# [Exercise goal]
The expected reply is all of the data, returned exactly.

Data for processing START

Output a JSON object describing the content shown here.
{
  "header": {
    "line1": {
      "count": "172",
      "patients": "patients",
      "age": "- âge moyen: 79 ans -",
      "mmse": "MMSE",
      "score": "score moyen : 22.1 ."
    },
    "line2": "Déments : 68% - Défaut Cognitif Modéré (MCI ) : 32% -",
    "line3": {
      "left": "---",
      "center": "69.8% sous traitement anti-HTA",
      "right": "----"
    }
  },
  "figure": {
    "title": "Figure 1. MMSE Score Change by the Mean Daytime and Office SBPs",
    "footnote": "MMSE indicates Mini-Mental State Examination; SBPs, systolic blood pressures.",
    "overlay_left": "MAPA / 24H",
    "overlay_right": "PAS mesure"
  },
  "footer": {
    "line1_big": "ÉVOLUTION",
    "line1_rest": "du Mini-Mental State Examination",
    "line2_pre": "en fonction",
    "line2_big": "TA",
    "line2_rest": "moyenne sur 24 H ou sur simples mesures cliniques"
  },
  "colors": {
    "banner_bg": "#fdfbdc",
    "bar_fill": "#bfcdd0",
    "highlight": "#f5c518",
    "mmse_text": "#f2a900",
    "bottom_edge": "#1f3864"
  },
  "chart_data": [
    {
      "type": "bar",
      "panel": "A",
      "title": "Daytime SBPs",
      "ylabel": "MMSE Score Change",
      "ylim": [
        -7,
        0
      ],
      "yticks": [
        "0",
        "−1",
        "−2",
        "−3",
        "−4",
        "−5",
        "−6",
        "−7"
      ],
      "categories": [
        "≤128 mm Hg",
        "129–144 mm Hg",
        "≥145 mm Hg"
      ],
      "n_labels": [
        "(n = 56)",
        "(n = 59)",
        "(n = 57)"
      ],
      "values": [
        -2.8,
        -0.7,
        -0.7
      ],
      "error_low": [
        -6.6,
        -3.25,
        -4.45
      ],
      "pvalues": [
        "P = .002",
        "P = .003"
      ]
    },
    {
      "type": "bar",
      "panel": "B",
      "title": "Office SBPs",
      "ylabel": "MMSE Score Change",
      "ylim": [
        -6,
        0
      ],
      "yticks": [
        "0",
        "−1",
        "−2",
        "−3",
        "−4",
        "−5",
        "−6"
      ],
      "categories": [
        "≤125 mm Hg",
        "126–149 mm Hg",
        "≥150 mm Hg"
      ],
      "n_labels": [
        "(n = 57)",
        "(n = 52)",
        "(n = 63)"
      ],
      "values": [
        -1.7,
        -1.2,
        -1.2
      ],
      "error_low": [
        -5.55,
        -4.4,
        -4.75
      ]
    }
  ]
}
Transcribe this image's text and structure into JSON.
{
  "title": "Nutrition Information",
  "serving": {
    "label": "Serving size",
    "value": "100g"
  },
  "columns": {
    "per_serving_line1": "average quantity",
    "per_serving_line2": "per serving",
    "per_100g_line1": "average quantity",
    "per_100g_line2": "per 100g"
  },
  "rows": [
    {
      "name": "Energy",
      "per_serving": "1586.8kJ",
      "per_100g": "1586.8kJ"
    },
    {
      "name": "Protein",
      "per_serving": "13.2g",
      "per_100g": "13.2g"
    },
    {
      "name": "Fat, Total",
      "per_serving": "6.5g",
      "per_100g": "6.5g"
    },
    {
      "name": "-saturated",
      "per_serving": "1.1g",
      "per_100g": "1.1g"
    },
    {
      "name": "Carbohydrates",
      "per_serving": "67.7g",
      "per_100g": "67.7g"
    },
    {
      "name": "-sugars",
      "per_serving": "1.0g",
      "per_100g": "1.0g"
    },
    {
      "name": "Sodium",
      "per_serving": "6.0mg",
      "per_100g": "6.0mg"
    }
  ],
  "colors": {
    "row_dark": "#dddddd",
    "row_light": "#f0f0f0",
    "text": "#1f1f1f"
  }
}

Data for processing END

# [Answer]
Output a JSON object describing the content shown here.
{
  "header": {
    "line1": {
      "count": "172",
      "patients": "patients",
      "age": "- âge moyen: 79 ans -",
      "mmse": "MMSE",
      "score": "score moyen : 22.1 ."
    },
    "line2": "Déments : 68% - Défaut Cognitif Modéré (MCI ) : 32% -",
    "line3": {
      "left": "---",
      "center": "69.8% sous traitement anti-HTA",
      "right": "----"
    }
  },
  "figure": {
    "title": "Figure 1. MMSE Score Change by the Mean Daytime and Office SBPs",
    "footnote": "MMSE indicates Mini-Mental State Examination; SBPs, systolic blood pressures.",
    "overlay_left": "MAPA / 24H",
    "overlay_right": "PAS mesure"
  },
  "footer": {
    "line1_big": "ÉVOLUTION",
    "line1_rest": "du Mini-Mental State Examination",
    "line2_pre": "en fonction",
    "line2_big": "TA",
    "line2_rest": "moyenne sur 24 H ou sur simples mesures cliniques"
  },
  "colors": {
    "banner_bg": "#fdfbdc",
    "bar_fill": "#bfcdd0",
    "highlight": "#f5c518",
    "mmse_text": "#f2a900",
    "bottom_edge": "#1f3864"
  },
  "chart_data": [
    {
      "type": "bar",
      "panel": "A",
      "title": "Daytime SBPs",
      "ylabel": "MMSE Score Change",
      "ylim": [
        -7,
        0
      ],
      "yticks": [
        "0",
        "−1",
        "−2",
        "−3",
        "−4",
        "−5",
        "−6",
        "−7"
      ],
      "categories": [
        "≤128 mm Hg",
        "129–144 mm Hg",
        "≥145 mm Hg"
      ],
      "n_labels": [
        "(n = 56)",
        "(n = 59)",
        "(n = 57)"
      ],
      "values": [
        -2.8,
        -0.7,
        -0.7
      ],
      "error_low": [
        -6.6,
        -3.25,
        -4.45
      ],
      "pvalues": [
        "P = .002",
        "P = .003"
      ]
    },
    {
      "type": "bar",
      "panel": "B",
      "title": "Office SBPs",
      "ylabel": "MMSE Score Change",
      "ylim": [
        -6,
        0
      ],
      "yticks": [
        "0",
        "−1",
        "−2",
        "−3",
        "−4",
        "−5",
        "−6"
      ],
      "categories": [
        "≤125 mm Hg",
        "126–149 mm Hg",
        "≥150 mm Hg"
      ],
      "n_labels": [
        "(n = 57)",
        "(n = 52)",
        "(n = 63)"
      ],
      "values": [
        -1.7,
        -1.2,
        -1.2
      ],
      "error_low": [
        -5.55,
        -4.4,
        -4.75
      ]
    }
  ]
}
Transcribe this image's text and structure into JSON.
{
  "title": "Nutrition Information",
  "serving": {
    "label": "Serving size",
    "value": "100g"
  },
  "columns": {
    "per_serving_line1": "average quantity",
    "per_serving_line2": "per serving",
    "per_100g_line1": "average quantity",
    "per_100g_line2": "per 100g"
  },
  "rows": [
    {
      "name": "Energy",
      "per_serving": "1586.8kJ",
      "per_100g": "1586.8kJ"
    },
    {
      "name": "Protein",
      "per_serving": "13.2g",
      "per_100g": "13.2g"
    },
    {
      "name": "Fat, Total",
      "per_serving": "6.5g",
      "per_100g": "6.5g"
    },
    {
      "name": "-saturated",
      "per_serving": "1.1g",
      "per_100g": "1.1g"
    },
    {
      "name": "Carbohydrates",
      "per_serving": "67.7g",
      "per_100g": "67.7g"
    },
    {
      "name": "-sugars",
      "per_serving": "1.0g",
      "per_100g": "1.0g"
    },
    {
      "name": "Sodium",
      "per_serving": "6.0mg",
      "per_100g": "6.0mg"
    }
  ],
  "colors": {
    "row_dark": "#dddddd",
    "row_light": "#f0f0f0",
    "text": "#1f1f1f"
  }
}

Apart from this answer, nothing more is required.